[Exercise aim]
Repeat the listing in full, preserving every character.

* start Records *

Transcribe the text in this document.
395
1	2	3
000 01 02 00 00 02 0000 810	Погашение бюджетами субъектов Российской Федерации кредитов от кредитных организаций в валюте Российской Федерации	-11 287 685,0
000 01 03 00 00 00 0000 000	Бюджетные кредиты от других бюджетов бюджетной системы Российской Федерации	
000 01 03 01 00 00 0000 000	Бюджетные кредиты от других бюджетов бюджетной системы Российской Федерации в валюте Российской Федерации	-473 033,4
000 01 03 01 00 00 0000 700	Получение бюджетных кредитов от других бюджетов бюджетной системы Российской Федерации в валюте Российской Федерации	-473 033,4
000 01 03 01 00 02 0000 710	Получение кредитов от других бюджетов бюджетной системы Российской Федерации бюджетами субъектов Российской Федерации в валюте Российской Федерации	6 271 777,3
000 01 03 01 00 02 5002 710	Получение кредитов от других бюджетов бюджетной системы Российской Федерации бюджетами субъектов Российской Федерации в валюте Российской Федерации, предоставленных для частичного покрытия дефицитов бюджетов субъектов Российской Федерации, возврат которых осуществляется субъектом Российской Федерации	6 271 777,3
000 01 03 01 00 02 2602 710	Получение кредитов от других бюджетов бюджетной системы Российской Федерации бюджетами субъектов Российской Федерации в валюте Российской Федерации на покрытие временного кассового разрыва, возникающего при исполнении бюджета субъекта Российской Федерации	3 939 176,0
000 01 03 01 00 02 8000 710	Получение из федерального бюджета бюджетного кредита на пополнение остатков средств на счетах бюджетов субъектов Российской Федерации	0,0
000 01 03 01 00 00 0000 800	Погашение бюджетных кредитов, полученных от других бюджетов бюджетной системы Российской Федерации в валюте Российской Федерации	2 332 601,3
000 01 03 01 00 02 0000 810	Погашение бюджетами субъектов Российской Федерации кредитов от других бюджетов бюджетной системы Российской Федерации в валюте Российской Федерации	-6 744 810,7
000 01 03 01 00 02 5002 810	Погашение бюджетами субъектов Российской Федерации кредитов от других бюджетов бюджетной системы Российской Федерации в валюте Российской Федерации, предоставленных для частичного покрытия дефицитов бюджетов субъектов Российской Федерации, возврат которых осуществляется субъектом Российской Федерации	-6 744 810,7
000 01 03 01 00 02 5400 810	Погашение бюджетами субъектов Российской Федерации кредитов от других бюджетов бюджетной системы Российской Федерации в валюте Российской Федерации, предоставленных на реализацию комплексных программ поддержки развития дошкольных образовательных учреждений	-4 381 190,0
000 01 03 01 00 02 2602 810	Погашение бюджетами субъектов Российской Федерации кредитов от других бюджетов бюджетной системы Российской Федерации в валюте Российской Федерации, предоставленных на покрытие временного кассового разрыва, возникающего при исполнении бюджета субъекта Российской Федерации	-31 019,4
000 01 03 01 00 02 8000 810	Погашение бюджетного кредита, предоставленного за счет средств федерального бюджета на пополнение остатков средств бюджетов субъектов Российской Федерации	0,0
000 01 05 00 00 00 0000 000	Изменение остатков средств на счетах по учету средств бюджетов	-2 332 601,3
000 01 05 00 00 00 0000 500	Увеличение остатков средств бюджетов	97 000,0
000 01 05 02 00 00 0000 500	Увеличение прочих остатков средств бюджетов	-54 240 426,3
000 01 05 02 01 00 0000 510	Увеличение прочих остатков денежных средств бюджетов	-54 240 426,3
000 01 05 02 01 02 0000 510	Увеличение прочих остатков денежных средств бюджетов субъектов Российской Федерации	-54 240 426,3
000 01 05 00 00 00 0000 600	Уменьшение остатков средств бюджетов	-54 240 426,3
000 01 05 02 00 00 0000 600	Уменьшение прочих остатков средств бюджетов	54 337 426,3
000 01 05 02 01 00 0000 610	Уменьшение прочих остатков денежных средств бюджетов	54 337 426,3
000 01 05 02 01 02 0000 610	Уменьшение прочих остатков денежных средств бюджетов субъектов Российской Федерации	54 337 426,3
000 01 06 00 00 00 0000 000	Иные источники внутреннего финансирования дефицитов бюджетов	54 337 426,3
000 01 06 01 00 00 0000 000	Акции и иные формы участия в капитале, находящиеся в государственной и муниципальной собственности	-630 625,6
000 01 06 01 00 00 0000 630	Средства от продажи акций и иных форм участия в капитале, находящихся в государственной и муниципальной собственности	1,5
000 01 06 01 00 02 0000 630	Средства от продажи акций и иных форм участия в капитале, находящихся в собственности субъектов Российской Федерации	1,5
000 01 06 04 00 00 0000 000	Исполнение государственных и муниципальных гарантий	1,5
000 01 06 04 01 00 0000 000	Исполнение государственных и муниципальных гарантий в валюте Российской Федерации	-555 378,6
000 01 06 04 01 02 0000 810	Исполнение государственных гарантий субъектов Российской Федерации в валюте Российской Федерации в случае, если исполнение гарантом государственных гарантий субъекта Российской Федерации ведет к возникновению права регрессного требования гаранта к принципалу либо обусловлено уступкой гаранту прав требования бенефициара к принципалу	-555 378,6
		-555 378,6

* end Records *

[Full solution]
Transcribe the text in this document.
395
1	2	3
000 01 02 00 00 02 0000 810	Погашение бюджетами субъектов Российской Федерации кредитов от кредитных организаций в валюте Российской Федерации	-11 287 685,0
000 01 03 00 00 00 0000 000	Бюджетные кредиты от других бюджетов бюджетной системы Российской Федерации	
000 01 03 01 00 00 0000 000	Бюджетные кредиты от других бюджетов бюджетной системы Российской Федерации в валюте Российской Федерации	-473 033,4
000 01 03 01 00 00 0000 700	Получение бюджетных кредитов от других бюджетов бюджетной системы Российской Федерации в валюте Российской Федерации	-473 033,4
000 01 03 01 00 02 0000 710	Получение кредитов от других бюджетов бюджетной системы Российской Федерации бюджетами субъектов Российской Федерации в валюте Российской Федерации	6 271 777,3
000 01 03 01 00 02 5002 710	Получение кредитов от других бюджетов бюджетной системы Российской Федерации бюджетами субъектов Российской Федерации в валюте Российской Федерации, предоставленных для частичного покрытия дефицитов бюджетов субъектов Российской Федерации, возврат которых осуществляется субъектом Российской Федерации	6 271 777,3
000 01 03 01 00 02 2602 710	Получение кредитов от других бюджетов бюджетной системы Российской Федерации бюджетами субъектов Российской Федерации в валюте Российской Федерации на покрытие временного кассового разрыва, возникающего при исполнении бюджета субъекта Российской Федерации	3 939 176,0
000 01 03 01 00 02 8000 710	Получение из федерального бюджета бюджетного кредита на пополнение остатков средств на счетах бюджетов субъектов Российской Федерации	0,0
000 01 03 01 00 00 0000 800	Погашение бюджетных кредитов, полученных от других бюджетов бюджетной системы Российской Федерации в валюте Российской Федерации	2 332 601,3
000 01 03 01 00 02 0000 810	Погашение бюджетами субъектов Российской Федерации кредитов от других бюджетов бюджетной системы Российской Федерации в валюте Российской Федерации	-6 744 810,7
000 01 03 01 00 02 5002 810	Погашение бюджетами субъектов Российской Федерации кредитов от других бюджетов бюджетной системы Российской Федерации в валюте Российской Федерации, предоставленных для частичного покрытия дефицитов бюджетов субъектов Российской Федерации, возврат которых осуществляется субъектом Российской Федерации	-6 744 810,7
000 01 03 01 00 02 5400 810	Погашение бюджетами субъектов Российской Федерации кредитов от других бюджетов бюджетной системы Российской Федерации в валюте Российской Федерации, предоставленных на реализацию комплексных программ поддержки развития дошкольных образовательных учреждений	-4 381 190,0
000 01 03 01 00 02 2602 810	Погашение бюджетами субъектов Российской Федерации кредитов от других бюджетов бюджетной системы Российской Федерации в валюте Российской Федерации, предоставленных на покрытие временного кассового разрыва, возникающего при исполнении бюджета субъекта Российской Федерации	-31 019,4
000 01 03 01 00 02 8000 810	Погашение бюджетного кредита, предоставленного за счет средств федерального бюджета на пополнение остатков средств бюджетов субъектов Российской Федерации	0,0
000 01 05 00 00 00 0000 000	Изменение остатков средств на счетах по учету средств бюджетов	-2 332 601,3
000 01 05 00 00 00 0000 500	Увеличение остатков средств бюджетов	97 000,0
000 01 05 02 00 00 0000 500	Увеличение прочих остатков средств бюджетов	-54 240 426,3
000 01 05 02 01 00 0000 510	Увеличение прочих остатков денежных средств бюджетов	-54 240 426,3
000 01 05 02 01 02 0000 510	Увеличение прочих остатков денежных средств бюджетов субъектов Российской Федерации	-54 240 426,3
000 01 05 00 00 00 0000 600	Уменьшение остатков средств бюджетов	-54 240 426,3
000 01 05 02 00 00 0000 600	Уменьшение прочих остатков средств бюджетов	54 337 426,3
000 01 05 02 01 00 0000 610	Уменьшение прочих остатков денежных средств бюджетов	54 337 426,3
000 01 05 02 01 02 0000 610	Уменьшение прочих остатков денежных средств бюджетов субъектов Российской Федерации	54 337 426,3
000 01 06 00 00 00 0000 000	Иные источники внутреннего финансирования дефицитов бюджетов	54 337 426,3
000 01 06 01 00 00 0000 000	Акции и иные формы участия в капитале, находящиеся в государственной и муниципальной собственности	-630 625,6
000 01 06 01 00 00 0000 630	Средства от продажи акций и иных форм участия в капитале, находящихся в государственной и муниципальной собственности	1,5
000 01 06 01 00 02 0000 630	Средства от продажи акций и иных форм участия в капитале, находящихся в собственности субъектов Российской Федерации	1,5
000 01 06 04 00 00 0000 000	Исполнение государственных и муниципальных гарантий	1,5
000 01 06 04 01 00 0000 000	Исполнение государственных и муниципальных гарантий в валюте Российской Федерации	-555 378,6
000 01 06 04 01 02 0000 810	Исполнение государственных гарантий субъектов Российской Федерации в валюте Российской Федерации в случае, если исполнение гарантом государственных гарантий субъекта Российской Федерации ведет к возникновению права регрессного требования гаранта к принципалу либо обусловлено уступкой гаранту прав требования бенефициара к принципалу	-555 378,6
		-555 378,6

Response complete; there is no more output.